***** INFORMATION PROVIDED *****

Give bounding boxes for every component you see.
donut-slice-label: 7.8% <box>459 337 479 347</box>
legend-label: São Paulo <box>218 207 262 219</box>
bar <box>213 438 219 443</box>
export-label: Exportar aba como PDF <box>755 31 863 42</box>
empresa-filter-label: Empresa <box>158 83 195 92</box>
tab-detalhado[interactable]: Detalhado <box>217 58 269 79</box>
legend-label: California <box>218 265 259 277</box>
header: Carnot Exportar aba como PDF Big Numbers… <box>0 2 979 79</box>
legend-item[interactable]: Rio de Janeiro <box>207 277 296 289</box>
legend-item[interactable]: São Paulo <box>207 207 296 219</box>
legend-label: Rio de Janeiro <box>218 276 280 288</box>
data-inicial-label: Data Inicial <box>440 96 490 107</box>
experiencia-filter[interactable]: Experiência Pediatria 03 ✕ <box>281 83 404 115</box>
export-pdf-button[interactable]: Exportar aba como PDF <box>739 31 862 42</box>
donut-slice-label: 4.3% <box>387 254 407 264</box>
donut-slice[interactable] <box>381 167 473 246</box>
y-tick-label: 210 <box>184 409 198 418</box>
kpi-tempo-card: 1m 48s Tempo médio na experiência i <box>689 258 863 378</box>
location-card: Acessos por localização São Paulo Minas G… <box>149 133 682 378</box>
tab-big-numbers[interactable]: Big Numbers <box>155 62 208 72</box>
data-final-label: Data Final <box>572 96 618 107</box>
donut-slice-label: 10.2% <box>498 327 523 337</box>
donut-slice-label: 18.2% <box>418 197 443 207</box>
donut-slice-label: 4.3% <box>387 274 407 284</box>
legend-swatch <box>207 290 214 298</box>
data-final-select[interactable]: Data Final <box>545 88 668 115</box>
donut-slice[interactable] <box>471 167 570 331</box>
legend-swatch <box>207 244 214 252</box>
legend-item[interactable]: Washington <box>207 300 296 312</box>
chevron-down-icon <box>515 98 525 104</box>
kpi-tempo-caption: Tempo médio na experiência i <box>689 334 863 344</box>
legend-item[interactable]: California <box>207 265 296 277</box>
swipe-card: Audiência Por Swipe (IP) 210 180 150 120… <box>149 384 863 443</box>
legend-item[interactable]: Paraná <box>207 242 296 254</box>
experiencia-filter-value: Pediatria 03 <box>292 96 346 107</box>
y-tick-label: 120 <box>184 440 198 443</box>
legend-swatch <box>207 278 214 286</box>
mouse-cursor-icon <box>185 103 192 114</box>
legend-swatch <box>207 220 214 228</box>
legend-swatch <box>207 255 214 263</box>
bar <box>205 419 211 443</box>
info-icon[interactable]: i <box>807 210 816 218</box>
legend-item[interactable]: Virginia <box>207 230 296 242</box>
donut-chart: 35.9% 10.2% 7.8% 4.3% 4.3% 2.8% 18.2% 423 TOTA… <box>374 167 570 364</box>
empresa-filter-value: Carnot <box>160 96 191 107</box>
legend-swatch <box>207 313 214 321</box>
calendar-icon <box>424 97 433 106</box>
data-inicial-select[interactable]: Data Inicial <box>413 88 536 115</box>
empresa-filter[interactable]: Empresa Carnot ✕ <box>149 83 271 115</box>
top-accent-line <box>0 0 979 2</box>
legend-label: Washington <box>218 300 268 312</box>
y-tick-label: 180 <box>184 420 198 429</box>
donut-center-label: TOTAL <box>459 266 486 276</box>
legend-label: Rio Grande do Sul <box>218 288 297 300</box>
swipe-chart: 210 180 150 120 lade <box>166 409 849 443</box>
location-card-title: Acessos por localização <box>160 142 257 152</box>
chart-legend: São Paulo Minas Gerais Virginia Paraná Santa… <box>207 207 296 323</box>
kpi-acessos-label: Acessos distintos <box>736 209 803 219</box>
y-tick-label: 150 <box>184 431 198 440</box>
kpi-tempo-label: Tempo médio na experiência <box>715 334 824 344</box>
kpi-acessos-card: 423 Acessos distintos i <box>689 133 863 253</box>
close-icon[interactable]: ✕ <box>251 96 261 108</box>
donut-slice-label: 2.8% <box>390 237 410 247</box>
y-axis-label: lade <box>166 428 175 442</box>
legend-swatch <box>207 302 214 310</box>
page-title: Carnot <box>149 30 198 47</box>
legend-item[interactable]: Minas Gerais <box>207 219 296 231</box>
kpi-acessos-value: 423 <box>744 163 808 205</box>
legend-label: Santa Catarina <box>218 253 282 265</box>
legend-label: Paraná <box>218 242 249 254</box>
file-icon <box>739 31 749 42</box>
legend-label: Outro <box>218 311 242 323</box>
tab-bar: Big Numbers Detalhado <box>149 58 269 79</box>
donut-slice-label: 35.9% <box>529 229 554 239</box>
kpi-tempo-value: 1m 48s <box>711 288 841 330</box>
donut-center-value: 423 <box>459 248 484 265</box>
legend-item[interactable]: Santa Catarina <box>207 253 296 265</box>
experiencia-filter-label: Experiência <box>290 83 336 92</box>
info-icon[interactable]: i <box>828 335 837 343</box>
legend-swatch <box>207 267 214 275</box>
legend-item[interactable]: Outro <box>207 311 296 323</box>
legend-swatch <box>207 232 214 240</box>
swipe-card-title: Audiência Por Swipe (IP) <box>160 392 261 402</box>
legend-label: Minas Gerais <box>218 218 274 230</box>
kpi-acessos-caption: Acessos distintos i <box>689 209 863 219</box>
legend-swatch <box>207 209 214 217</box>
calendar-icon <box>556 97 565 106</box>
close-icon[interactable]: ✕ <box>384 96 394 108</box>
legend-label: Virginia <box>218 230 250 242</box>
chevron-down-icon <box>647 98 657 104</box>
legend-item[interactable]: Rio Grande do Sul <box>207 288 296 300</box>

*****

#### GOAL OF THE EXERCISE:
Reproduce every line of the records above word for word, keeping the original order.

#### TASK RESULT:
Give bounding boxes for every component you see.
donut-slice-label: 7.8% <box>459 337 479 347</box>
legend-label: São Paulo <box>218 207 262 219</box>
bar <box>213 438 219 443</box>
export-label: Exportar aba como PDF <box>755 31 863 42</box>
empresa-filter-label: Empresa <box>158 83 195 92</box>
tab-detalhado[interactable]: Detalhado <box>217 58 269 79</box>
legend-label: California <box>218 265 259 277</box>
header: Carnot Exportar aba como PDF Big Numbers… <box>0 2 979 79</box>
legend-item[interactable]: Rio de Janeiro <box>207 277 296 289</box>
legend-item[interactable]: São Paulo <box>207 207 296 219</box>
legend-label: Rio de Janeiro <box>218 276 280 288</box>
data-inicial-label: Data Inicial <box>440 96 490 107</box>
experiencia-filter[interactable]: Experiência Pediatria 03 ✕ <box>281 83 404 115</box>
export-pdf-button[interactable]: Exportar aba como PDF <box>739 31 862 42</box>
donut-slice-label: 4.3% <box>387 254 407 264</box>
donut-slice[interactable] <box>381 167 473 246</box>
y-tick-label: 210 <box>184 409 198 418</box>
kpi-tempo-card: 1m 48s Tempo médio na experiência i <box>689 258 863 378</box>
location-card: Acessos por localização São Paulo Minas G… <box>149 133 682 378</box>
tab-big-numbers[interactable]: Big Numbers <box>155 62 208 72</box>
data-final-label: Data Final <box>572 96 618 107</box>
donut-slice-label: 10.2% <box>498 327 523 337</box>
donut-slice-label: 18.2% <box>418 197 443 207</box>
donut-slice-label: 4.3% <box>387 274 407 284</box>
legend-swatch <box>207 290 214 298</box>
data-final-select[interactable]: Data Final <box>545 88 668 115</box>
donut-slice[interactable] <box>471 167 570 331</box>
legend-swatch <box>207 244 214 252</box>
legend-item[interactable]: Washington <box>207 300 296 312</box>
chevron-down-icon <box>515 98 525 104</box>
kpi-tempo-caption: Tempo médio na experiência i <box>689 334 863 344</box>
legend-item[interactable]: California <box>207 265 296 277</box>
swipe-card: Audiência Por Swipe (IP) 210 180 150 120… <box>149 384 863 443</box>
legend-item[interactable]: Paraná <box>207 242 296 254</box>
experiencia-filter-value: Pediatria 03 <box>292 96 346 107</box>
y-tick-label: 120 <box>184 440 198 443</box>
legend-swatch <box>207 278 214 286</box>
mouse-cursor-icon <box>185 103 192 114</box>
legend-swatch <box>207 220 214 228</box>
legend-swatch <box>207 255 214 263</box>
bar <box>205 419 211 443</box>
info-icon[interactable]: i <box>807 210 816 218</box>
legend-item[interactable]: Virginia <box>207 230 296 242</box>
donut-chart: 35.9% 10.2% 7.8% 4.3% 4.3% 2.8% 18.2% 423 TOTA… <box>374 167 570 364</box>
empresa-filter-value: Carnot <box>160 96 191 107</box>
legend-swatch <box>207 313 214 321</box>
calendar-icon <box>424 97 433 106</box>
data-inicial-select[interactable]: Data Inicial <box>413 88 536 115</box>
empresa-filter[interactable]: Empresa Carnot ✕ <box>149 83 271 115</box>
top-accent-line <box>0 0 979 2</box>
legend-label: Washington <box>218 300 268 312</box>
y-tick-label: 180 <box>184 420 198 429</box>
donut-center-label: TOTAL <box>459 266 486 276</box>
legend-label: Rio Grande do Sul <box>218 288 297 300</box>
swipe-chart: 210 180 150 120 lade <box>166 409 849 443</box>
location-card-title: Acessos por localização <box>160 142 257 152</box>
chart-legend: São Paulo Minas Gerais Virginia Paraná Santa… <box>207 207 296 323</box>
kpi-acessos-label: Acessos distintos <box>736 209 803 219</box>
y-tick-label: 150 <box>184 431 198 440</box>
kpi-tempo-label: Tempo médio na experiência <box>715 334 824 344</box>
kpi-acessos-card: 423 Acessos distintos i <box>689 133 863 253</box>
close-icon[interactable]: ✕ <box>251 96 261 108</box>
donut-slice-label: 2.8% <box>390 237 410 247</box>
y-axis-label: lade <box>166 428 175 442</box>
legend-swatch <box>207 302 214 310</box>
page-title: Carnot <box>149 30 198 47</box>
legend-item[interactable]: Minas Gerais <box>207 219 296 231</box>
kpi-acessos-value: 423 <box>744 163 808 205</box>
legend-label: Santa Catarina <box>218 253 282 265</box>
legend-label: Paraná <box>218 242 249 254</box>
file-icon <box>739 31 749 42</box>
legend-label: Outro <box>218 311 242 323</box>
tab-bar: Big Numbers Detalhado <box>149 58 269 79</box>
donut-slice-label: 35.9% <box>529 229 554 239</box>
kpi-tempo-value: 1m 48s <box>711 288 841 330</box>
donut-center-value: 423 <box>459 248 484 265</box>
legend-item[interactable]: Santa Catarina <box>207 253 296 265</box>
experiencia-filter-label: Experiência <box>290 83 336 92</box>
info-icon[interactable]: i <box>828 335 837 343</box>
legend-swatch <box>207 267 214 275</box>
legend-item[interactable]: Outro <box>207 311 296 323</box>
legend-swatch <box>207 232 214 240</box>
swipe-card-title: Audiência Por Swipe (IP) <box>160 392 261 402</box>
legend-label: Minas Gerais <box>218 218 274 230</box>
kpi-acessos-caption: Acessos distintos i <box>689 209 863 219</box>
legend-swatch <box>207 209 214 217</box>
calendar-icon <box>556 97 565 106</box>
close-icon[interactable]: ✕ <box>384 96 394 108</box>
legend-label: Virginia <box>218 230 250 242</box>
chevron-down-icon <box>647 98 657 104</box>
legend-item[interactable]: Rio Grande do Sul <box>207 288 296 300</box>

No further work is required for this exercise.